Stored records
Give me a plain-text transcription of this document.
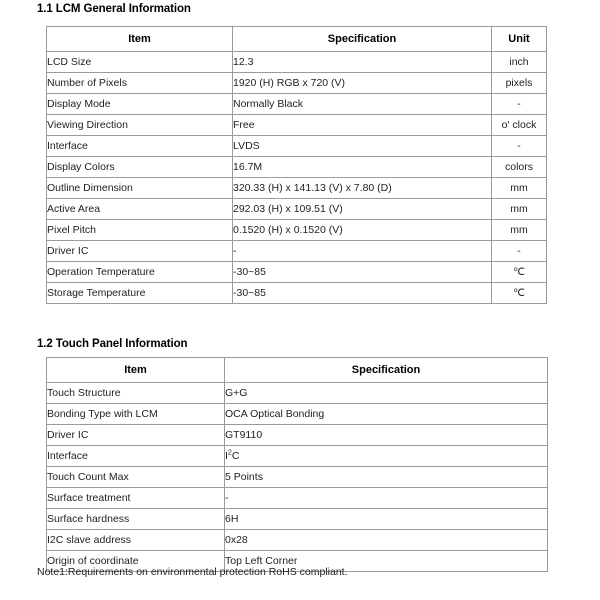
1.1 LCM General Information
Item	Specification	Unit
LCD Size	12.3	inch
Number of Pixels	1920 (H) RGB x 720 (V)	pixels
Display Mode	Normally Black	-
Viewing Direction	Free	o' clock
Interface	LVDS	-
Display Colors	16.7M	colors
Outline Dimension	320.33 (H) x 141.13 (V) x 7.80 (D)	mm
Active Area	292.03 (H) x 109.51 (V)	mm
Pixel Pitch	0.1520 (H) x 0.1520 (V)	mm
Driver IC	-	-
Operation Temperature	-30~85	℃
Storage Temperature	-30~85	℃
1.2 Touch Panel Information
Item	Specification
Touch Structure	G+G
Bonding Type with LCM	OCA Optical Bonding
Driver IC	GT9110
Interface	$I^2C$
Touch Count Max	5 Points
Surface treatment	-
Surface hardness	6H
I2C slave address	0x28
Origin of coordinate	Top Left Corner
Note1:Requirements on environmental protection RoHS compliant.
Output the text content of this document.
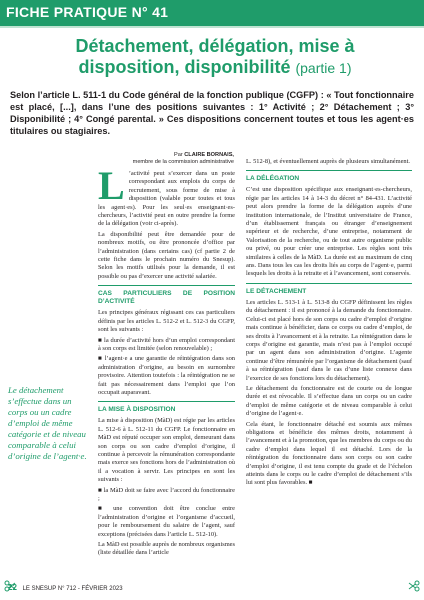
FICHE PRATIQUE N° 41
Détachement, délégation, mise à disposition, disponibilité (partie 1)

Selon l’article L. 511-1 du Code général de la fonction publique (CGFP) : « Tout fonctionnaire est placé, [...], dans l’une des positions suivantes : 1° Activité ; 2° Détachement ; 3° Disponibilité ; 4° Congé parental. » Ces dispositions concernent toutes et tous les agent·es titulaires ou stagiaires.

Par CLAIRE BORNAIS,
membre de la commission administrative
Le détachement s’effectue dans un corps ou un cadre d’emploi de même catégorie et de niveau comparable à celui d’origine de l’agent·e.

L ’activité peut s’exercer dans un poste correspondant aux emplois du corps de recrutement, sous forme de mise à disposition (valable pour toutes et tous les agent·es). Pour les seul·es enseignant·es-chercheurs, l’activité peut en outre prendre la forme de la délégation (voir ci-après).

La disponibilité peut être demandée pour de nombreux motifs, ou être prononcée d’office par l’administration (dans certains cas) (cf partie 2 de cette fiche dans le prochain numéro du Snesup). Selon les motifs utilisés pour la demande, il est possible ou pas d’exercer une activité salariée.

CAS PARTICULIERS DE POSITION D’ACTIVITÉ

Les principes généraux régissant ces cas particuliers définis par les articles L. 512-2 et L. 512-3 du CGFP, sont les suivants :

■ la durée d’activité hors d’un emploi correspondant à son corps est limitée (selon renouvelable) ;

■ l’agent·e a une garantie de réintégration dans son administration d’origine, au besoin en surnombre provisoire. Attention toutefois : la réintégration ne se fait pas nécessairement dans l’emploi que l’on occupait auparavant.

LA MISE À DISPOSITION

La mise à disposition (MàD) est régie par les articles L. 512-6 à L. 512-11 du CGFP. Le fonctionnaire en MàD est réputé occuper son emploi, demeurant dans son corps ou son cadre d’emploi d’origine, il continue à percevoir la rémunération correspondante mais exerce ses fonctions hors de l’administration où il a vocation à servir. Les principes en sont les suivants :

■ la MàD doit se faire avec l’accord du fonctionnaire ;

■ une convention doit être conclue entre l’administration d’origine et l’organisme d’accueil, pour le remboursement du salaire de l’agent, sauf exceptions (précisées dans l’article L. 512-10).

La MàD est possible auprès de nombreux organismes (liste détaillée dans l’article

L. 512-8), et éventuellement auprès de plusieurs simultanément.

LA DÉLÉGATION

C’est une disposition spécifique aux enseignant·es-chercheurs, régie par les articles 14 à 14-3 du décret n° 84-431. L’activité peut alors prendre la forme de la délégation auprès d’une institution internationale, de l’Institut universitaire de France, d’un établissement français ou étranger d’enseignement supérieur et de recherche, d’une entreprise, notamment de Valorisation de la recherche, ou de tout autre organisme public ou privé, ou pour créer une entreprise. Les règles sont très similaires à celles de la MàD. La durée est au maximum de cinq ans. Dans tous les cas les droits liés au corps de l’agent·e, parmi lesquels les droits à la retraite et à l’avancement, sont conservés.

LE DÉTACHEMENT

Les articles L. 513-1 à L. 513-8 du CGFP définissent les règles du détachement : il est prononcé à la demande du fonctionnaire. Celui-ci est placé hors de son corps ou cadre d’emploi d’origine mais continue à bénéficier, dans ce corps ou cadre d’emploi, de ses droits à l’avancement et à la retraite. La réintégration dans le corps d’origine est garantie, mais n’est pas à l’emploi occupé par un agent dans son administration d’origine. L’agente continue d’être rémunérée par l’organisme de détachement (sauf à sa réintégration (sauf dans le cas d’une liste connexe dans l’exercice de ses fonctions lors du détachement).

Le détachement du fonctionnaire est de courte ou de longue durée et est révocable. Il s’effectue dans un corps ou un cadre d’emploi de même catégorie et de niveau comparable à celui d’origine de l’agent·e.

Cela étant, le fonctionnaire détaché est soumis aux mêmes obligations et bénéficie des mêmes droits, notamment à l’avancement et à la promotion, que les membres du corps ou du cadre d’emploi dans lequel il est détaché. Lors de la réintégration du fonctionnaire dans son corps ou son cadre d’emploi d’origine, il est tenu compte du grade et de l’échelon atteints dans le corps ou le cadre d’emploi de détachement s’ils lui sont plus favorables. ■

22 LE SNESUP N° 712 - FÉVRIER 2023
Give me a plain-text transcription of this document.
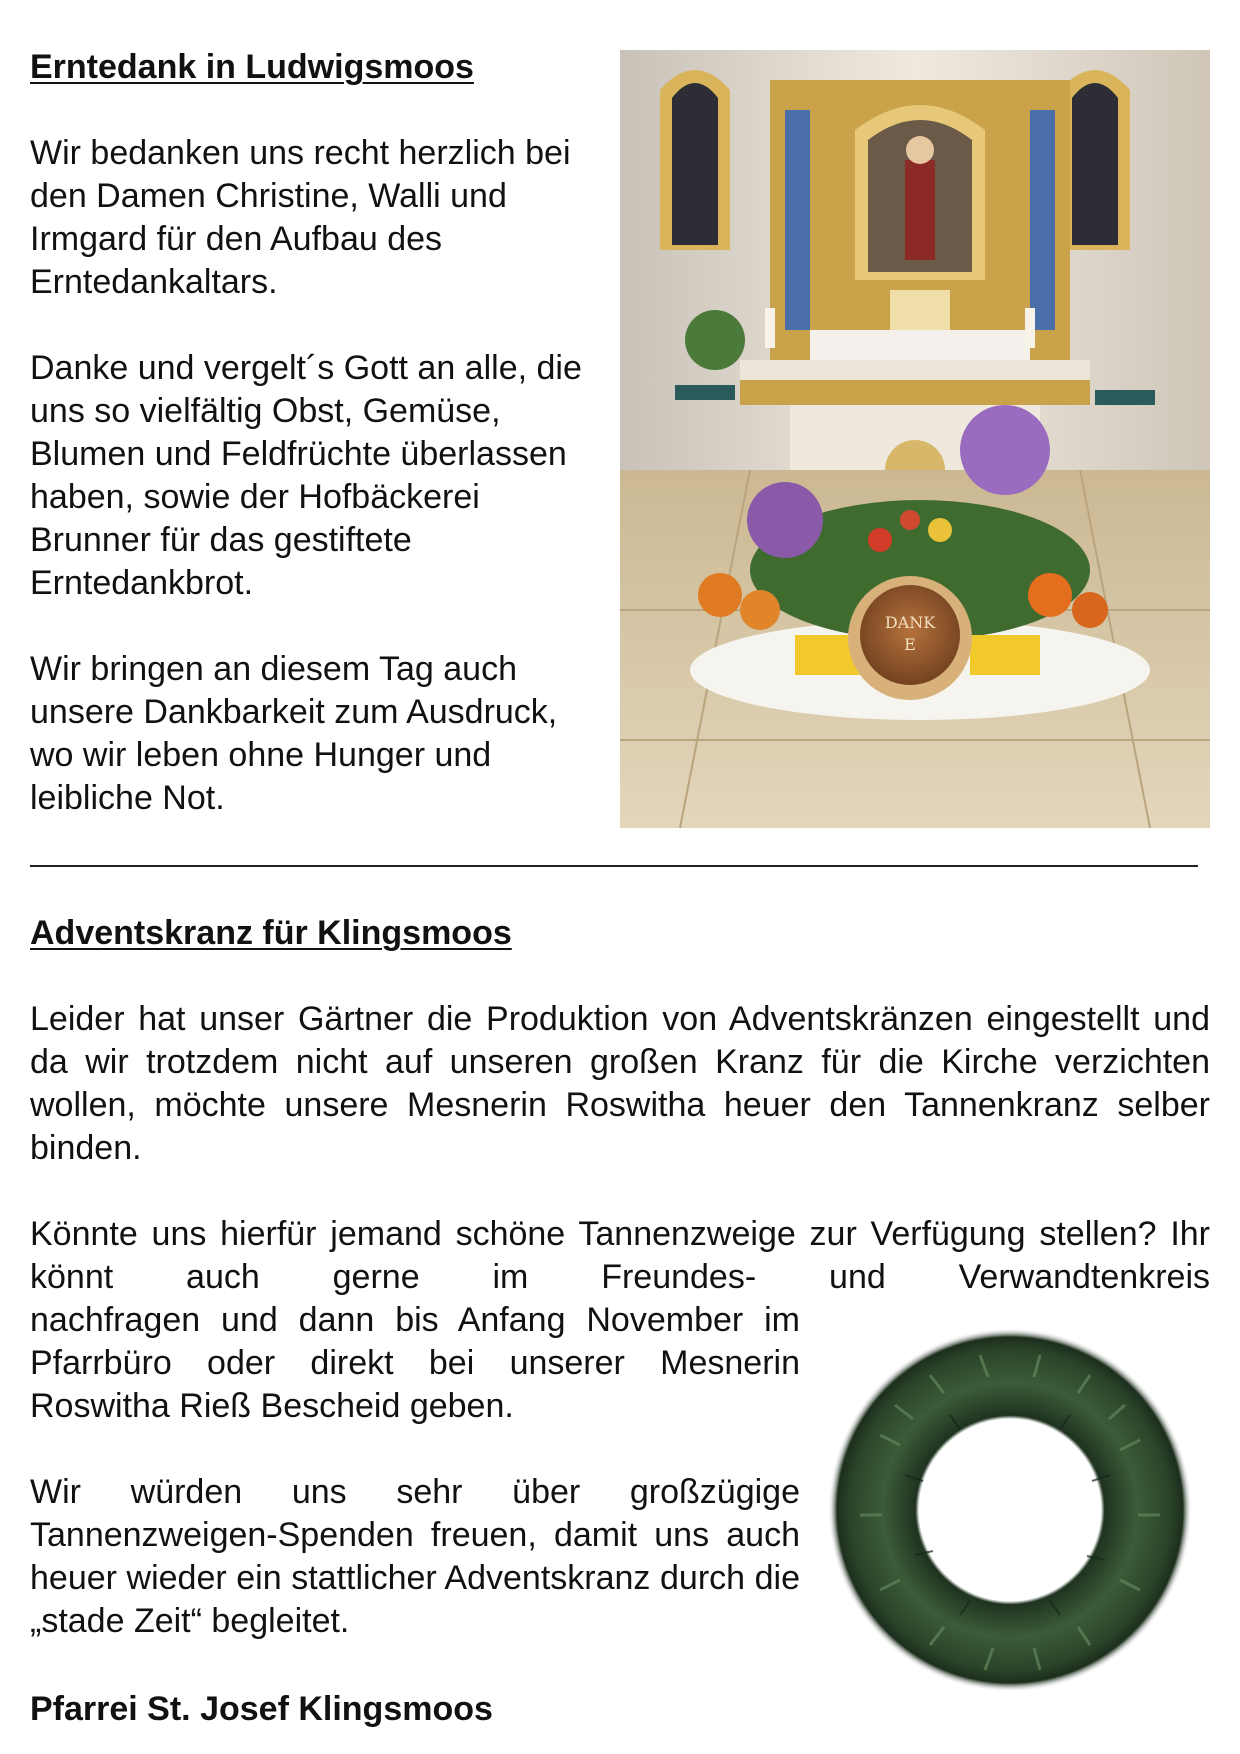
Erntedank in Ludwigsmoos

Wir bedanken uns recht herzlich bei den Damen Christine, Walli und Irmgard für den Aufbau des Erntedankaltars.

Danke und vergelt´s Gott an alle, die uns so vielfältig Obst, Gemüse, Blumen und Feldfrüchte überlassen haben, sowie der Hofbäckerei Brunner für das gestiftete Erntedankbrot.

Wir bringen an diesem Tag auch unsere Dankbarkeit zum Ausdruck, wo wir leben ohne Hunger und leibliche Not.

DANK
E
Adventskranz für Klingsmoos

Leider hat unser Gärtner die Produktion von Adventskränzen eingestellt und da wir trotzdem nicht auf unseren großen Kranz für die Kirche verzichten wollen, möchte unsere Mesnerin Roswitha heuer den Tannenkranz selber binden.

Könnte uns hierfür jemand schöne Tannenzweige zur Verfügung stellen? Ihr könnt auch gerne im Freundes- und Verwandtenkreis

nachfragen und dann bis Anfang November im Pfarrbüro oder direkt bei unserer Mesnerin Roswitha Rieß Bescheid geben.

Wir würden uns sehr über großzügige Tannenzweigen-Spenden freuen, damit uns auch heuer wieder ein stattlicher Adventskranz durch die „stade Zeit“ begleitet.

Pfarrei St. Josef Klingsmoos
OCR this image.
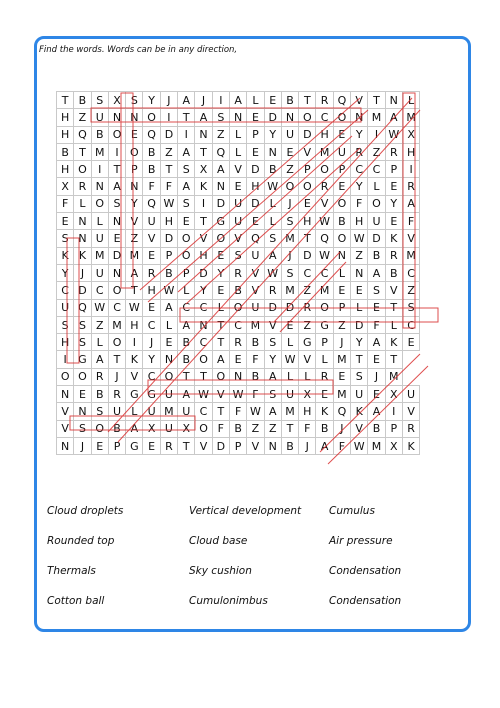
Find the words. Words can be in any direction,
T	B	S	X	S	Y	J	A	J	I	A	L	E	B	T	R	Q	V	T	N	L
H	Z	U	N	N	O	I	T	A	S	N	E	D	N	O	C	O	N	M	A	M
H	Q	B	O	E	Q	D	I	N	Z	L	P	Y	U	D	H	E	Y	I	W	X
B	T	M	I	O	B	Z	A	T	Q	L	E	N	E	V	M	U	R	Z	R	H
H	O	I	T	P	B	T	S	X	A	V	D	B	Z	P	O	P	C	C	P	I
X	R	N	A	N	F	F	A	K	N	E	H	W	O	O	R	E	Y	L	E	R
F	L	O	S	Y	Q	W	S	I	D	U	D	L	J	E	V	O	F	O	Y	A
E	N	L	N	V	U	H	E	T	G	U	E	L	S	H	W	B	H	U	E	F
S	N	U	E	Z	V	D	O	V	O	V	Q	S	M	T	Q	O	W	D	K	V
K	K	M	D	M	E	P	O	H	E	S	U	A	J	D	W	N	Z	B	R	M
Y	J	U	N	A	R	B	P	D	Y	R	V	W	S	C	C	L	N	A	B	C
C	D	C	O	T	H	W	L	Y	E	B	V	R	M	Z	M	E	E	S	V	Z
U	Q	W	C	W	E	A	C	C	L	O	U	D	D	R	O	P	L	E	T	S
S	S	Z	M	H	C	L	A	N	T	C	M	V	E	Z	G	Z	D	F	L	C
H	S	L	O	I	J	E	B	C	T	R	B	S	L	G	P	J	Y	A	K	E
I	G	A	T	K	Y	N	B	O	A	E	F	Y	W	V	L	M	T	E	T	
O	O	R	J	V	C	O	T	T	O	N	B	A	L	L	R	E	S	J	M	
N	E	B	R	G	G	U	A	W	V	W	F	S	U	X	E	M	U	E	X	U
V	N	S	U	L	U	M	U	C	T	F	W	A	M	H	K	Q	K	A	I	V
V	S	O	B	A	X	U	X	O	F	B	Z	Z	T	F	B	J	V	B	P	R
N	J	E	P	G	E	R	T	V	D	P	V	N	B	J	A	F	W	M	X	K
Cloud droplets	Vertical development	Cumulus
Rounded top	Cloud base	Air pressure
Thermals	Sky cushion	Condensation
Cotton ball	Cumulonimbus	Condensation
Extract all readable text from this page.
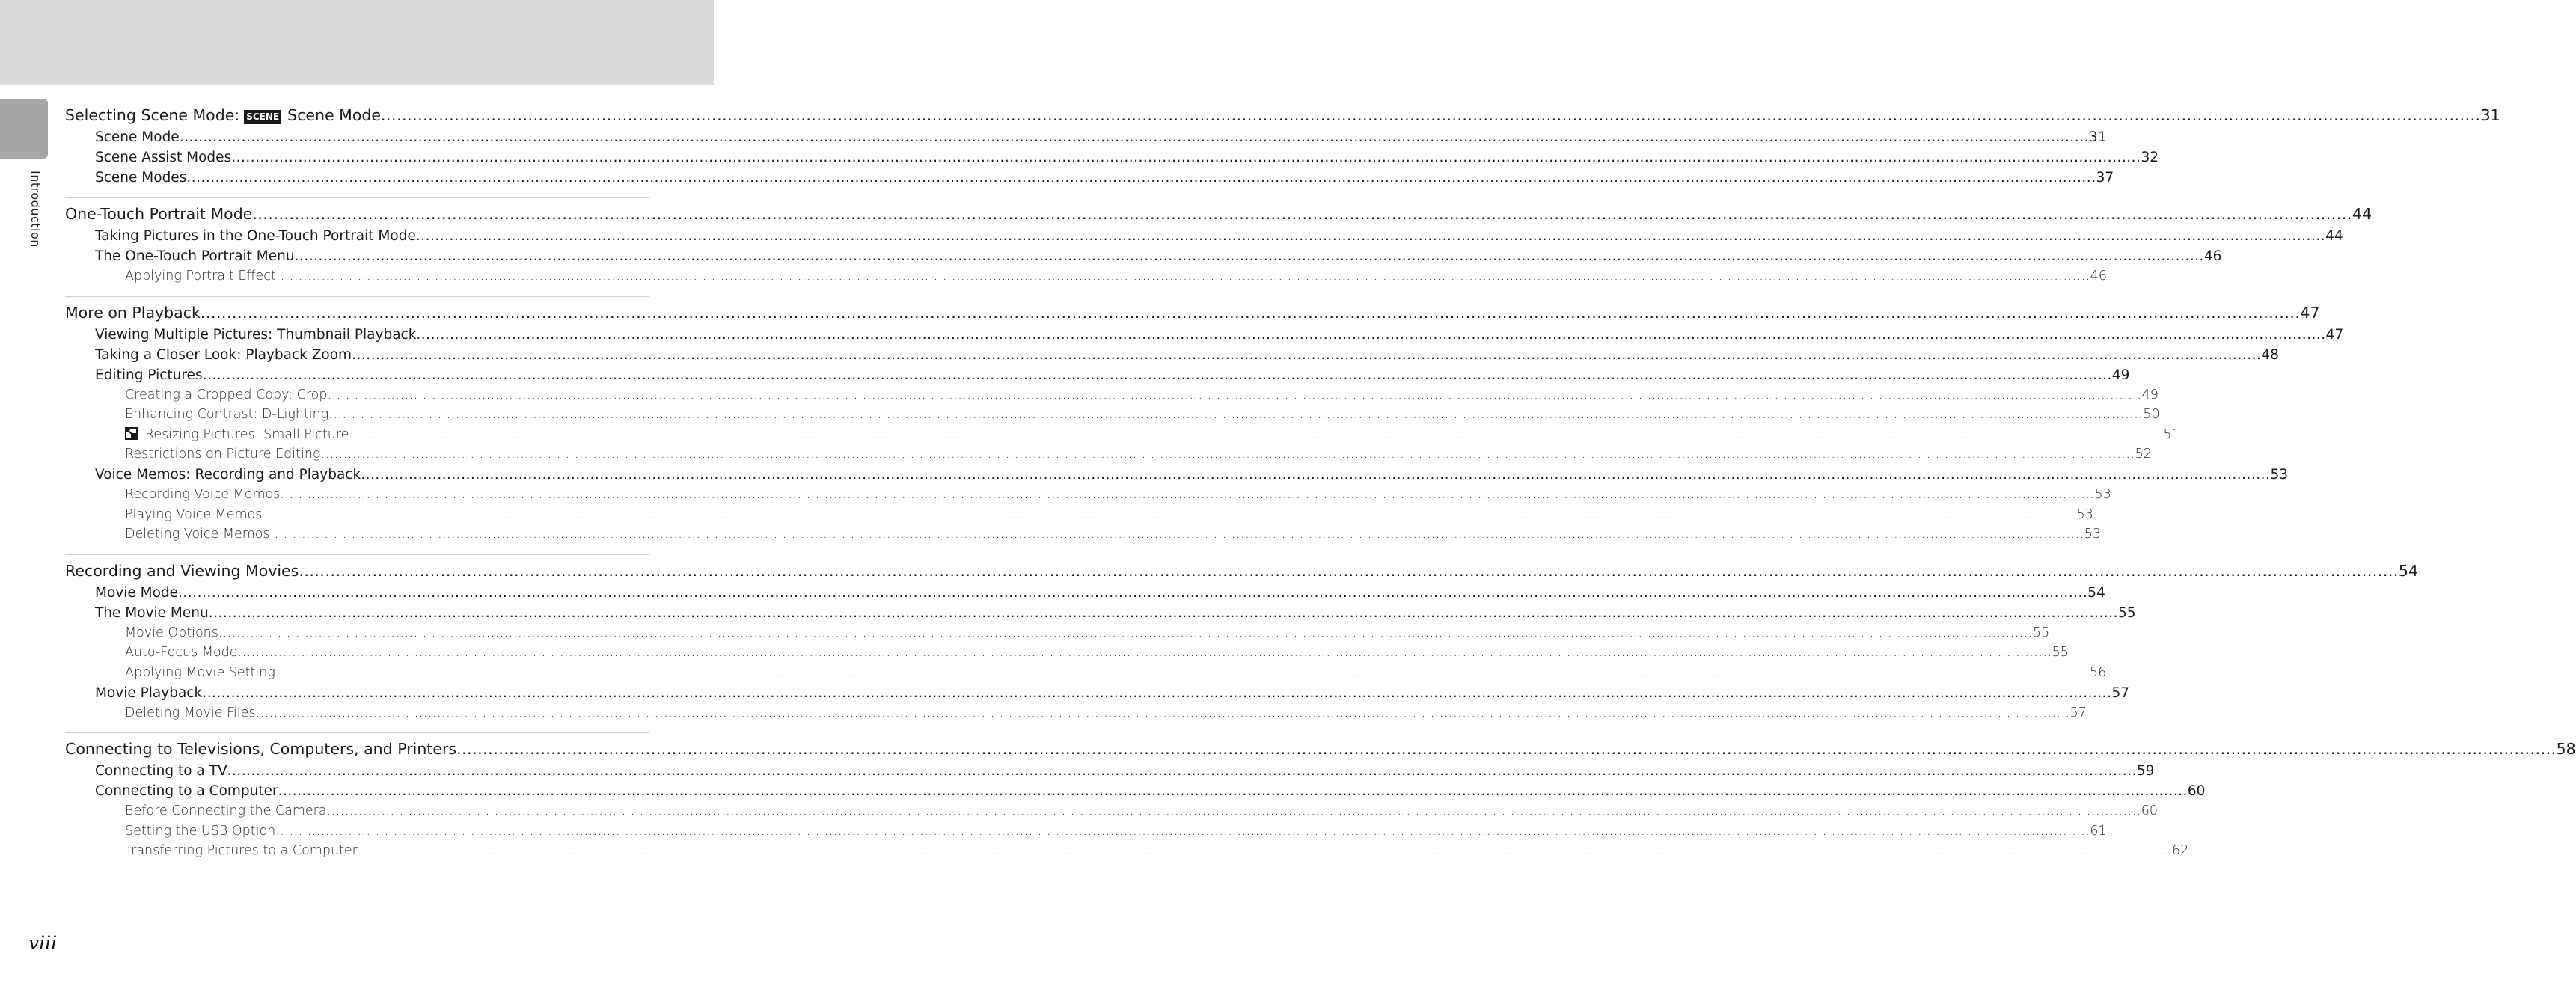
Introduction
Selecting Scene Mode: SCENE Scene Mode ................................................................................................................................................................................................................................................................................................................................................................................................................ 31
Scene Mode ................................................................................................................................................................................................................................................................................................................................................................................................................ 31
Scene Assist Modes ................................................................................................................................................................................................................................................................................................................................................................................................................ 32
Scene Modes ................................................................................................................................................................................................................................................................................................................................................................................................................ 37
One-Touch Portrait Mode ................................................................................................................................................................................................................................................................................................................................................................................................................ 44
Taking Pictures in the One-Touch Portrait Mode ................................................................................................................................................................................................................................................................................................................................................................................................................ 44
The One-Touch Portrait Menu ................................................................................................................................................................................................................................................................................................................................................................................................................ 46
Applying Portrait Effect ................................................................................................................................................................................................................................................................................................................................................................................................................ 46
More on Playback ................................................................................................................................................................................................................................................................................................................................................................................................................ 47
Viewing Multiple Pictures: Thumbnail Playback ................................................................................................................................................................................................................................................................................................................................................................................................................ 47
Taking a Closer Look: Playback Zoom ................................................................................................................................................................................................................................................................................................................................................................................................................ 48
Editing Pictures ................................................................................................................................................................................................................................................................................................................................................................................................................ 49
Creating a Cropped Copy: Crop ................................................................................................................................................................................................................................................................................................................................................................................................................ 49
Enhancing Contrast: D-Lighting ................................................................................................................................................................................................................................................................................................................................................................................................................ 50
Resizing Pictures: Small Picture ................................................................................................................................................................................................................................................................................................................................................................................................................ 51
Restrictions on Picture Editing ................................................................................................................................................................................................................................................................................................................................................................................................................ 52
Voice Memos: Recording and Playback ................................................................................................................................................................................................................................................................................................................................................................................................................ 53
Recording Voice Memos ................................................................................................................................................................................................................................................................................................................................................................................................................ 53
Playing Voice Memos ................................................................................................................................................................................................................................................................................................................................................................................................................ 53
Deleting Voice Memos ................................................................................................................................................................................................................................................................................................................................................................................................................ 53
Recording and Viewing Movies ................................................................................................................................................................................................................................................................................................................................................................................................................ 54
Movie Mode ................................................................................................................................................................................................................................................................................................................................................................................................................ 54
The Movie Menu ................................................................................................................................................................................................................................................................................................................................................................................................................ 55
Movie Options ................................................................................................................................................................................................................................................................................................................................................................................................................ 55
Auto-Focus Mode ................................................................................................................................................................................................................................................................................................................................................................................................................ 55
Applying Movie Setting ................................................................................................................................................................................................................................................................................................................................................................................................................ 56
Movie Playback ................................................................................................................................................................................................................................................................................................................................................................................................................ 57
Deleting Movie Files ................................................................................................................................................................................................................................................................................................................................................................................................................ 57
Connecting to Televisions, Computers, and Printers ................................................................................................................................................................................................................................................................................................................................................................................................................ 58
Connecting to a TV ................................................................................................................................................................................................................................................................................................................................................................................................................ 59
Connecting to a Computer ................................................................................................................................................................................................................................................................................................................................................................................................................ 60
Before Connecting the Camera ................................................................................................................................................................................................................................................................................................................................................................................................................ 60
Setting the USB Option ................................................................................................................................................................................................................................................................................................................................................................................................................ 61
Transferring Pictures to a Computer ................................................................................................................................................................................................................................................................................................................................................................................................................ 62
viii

Exercise prompt:
Show the lines of the data that hold the word "text".

Solution:
Give me a plain-text transcription of this document.
Output the text content of this document.
Give me a plain-text transcription of this document.
Extract all readable text from this page.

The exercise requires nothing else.